Problem statement:
Copy each line of the data below with the word "Daerah".

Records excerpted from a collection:
────────────────
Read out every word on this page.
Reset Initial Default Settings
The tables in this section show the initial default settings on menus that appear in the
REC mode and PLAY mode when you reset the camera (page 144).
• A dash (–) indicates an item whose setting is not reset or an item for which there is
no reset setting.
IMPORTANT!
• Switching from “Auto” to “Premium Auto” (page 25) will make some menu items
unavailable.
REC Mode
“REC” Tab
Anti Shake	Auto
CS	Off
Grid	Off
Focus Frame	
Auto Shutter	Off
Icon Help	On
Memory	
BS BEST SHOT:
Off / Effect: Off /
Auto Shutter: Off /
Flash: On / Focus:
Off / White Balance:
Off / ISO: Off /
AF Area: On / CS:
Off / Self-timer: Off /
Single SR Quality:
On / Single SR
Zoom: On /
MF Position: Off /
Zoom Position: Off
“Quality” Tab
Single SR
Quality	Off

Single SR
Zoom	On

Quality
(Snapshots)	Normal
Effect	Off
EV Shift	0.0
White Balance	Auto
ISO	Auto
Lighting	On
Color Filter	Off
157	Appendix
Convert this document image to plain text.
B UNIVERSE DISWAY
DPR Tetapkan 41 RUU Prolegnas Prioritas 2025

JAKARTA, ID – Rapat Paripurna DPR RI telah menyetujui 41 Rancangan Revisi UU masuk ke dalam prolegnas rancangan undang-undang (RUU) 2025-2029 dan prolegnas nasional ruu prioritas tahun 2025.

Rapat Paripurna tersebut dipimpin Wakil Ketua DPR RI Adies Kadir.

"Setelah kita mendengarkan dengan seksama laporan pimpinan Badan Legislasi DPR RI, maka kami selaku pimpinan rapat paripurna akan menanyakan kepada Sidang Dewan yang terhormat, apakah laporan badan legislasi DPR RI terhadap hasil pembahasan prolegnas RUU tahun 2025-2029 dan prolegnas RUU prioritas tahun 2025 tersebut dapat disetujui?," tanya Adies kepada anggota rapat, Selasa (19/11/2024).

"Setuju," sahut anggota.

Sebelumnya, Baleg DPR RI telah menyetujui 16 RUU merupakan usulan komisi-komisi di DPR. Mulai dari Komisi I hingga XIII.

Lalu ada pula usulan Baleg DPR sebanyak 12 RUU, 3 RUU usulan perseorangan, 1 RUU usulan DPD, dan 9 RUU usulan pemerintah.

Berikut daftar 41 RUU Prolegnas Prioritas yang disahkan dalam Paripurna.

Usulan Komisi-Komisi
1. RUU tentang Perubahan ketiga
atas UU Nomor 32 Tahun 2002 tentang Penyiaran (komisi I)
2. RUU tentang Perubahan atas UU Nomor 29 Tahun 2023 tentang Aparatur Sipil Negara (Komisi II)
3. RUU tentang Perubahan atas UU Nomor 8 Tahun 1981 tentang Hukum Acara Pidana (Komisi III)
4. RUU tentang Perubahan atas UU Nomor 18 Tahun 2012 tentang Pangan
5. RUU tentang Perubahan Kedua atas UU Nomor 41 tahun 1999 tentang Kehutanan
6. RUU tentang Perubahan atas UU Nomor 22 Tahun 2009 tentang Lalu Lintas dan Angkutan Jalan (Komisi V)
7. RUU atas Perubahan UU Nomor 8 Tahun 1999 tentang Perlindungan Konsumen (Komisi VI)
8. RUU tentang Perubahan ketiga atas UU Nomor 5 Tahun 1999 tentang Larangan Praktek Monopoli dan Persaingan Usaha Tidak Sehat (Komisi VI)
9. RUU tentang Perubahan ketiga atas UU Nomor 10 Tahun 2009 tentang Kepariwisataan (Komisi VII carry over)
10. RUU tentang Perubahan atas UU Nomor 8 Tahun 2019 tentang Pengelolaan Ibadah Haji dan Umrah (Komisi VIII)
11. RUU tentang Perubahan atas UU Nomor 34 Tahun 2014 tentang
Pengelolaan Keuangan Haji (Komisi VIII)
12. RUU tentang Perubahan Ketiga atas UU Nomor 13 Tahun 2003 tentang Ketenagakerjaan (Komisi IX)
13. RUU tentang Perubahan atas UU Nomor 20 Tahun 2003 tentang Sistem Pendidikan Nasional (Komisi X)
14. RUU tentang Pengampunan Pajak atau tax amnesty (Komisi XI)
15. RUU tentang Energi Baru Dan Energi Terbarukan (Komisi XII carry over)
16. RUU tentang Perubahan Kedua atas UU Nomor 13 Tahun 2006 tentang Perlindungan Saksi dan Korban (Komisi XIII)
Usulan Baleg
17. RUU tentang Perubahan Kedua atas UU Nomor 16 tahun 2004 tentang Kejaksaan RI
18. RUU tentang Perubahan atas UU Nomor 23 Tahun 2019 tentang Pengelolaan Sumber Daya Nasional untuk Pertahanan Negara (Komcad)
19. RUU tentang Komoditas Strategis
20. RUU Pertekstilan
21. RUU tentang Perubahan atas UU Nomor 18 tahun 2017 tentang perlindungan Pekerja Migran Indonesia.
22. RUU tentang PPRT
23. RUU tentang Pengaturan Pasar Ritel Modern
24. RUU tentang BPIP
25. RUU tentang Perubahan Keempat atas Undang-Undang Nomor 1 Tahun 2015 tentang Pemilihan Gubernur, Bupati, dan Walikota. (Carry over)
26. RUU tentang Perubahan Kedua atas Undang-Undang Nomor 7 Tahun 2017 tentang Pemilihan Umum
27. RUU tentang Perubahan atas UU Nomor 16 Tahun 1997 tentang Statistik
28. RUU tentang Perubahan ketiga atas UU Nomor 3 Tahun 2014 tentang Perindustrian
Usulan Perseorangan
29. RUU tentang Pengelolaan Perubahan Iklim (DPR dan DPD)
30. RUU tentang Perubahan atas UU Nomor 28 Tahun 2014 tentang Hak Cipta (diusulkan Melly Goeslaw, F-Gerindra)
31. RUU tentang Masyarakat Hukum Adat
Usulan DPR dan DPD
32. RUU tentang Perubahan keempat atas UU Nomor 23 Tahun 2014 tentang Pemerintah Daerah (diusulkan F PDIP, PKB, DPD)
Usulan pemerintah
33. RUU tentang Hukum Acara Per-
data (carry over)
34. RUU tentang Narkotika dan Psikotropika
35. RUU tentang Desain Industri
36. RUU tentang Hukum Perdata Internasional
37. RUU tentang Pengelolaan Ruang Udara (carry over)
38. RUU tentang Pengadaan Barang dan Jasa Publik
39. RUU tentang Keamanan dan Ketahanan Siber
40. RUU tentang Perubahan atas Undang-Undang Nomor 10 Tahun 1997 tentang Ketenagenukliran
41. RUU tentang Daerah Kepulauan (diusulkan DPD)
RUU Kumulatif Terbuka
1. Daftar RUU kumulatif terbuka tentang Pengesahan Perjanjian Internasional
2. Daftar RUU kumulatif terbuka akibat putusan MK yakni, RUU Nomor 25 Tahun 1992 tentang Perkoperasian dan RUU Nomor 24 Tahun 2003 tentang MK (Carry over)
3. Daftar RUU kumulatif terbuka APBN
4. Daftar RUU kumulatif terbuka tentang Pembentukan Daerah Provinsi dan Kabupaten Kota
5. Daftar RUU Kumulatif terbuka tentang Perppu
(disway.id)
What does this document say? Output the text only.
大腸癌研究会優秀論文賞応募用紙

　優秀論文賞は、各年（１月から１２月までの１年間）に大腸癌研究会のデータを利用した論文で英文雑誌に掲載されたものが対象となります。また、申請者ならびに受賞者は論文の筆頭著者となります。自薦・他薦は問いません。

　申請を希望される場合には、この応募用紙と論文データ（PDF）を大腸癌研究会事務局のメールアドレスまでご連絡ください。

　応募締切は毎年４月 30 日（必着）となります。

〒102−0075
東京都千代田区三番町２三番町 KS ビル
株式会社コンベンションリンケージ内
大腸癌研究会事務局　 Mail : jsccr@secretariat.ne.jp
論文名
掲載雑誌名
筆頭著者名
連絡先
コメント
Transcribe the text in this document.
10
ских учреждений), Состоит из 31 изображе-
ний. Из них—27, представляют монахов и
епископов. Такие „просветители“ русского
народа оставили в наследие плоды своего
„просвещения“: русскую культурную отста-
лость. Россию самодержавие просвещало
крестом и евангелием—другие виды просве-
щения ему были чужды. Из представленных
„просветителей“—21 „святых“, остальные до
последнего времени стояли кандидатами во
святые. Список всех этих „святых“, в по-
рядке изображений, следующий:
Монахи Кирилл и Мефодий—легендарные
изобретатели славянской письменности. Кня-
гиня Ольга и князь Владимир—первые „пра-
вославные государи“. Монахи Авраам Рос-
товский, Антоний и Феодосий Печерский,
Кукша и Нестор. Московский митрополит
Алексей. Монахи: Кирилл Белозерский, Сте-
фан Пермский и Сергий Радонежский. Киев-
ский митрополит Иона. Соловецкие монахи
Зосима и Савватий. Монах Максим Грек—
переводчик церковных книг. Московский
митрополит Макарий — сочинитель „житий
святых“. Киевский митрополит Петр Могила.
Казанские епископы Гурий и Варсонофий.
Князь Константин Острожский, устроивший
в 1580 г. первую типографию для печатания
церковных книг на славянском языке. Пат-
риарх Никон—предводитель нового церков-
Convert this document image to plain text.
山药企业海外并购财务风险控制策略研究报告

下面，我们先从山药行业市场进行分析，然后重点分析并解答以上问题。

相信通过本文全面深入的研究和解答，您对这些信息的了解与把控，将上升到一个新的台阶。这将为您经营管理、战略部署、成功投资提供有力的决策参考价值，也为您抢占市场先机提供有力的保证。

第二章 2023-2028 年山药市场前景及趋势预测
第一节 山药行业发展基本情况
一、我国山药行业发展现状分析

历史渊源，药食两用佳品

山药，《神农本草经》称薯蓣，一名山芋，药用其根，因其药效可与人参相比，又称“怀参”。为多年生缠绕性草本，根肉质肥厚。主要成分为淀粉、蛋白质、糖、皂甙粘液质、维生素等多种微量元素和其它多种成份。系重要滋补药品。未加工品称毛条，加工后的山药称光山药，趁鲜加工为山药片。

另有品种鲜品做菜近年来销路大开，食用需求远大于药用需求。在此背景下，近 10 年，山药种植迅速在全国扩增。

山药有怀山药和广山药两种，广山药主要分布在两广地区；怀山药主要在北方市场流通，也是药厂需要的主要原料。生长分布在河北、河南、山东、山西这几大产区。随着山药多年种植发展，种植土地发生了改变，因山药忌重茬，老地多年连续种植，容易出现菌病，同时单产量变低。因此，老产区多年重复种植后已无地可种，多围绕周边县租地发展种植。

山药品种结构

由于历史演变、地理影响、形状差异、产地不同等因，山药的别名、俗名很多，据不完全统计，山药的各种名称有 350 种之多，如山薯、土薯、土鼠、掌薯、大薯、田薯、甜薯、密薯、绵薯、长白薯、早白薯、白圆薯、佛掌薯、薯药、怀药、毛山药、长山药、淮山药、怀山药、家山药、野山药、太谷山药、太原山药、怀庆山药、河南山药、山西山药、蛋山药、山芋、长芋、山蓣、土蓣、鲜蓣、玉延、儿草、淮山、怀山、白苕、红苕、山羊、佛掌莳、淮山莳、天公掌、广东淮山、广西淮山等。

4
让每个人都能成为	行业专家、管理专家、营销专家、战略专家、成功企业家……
────────────────
Response below:
32. RUU tentang Perubahan keempat atas UU Nomor 23 Tahun 2014 tentang Pemerintah Daerah (diusulkan F PDIP, PKB, DPD)
41. RUU tentang Daerah Kepulauan (diusulkan DPD)
4. Daftar RUU kumulatif terbuka tentang Pembentukan Daerah Provinsi dan Kabupaten Kota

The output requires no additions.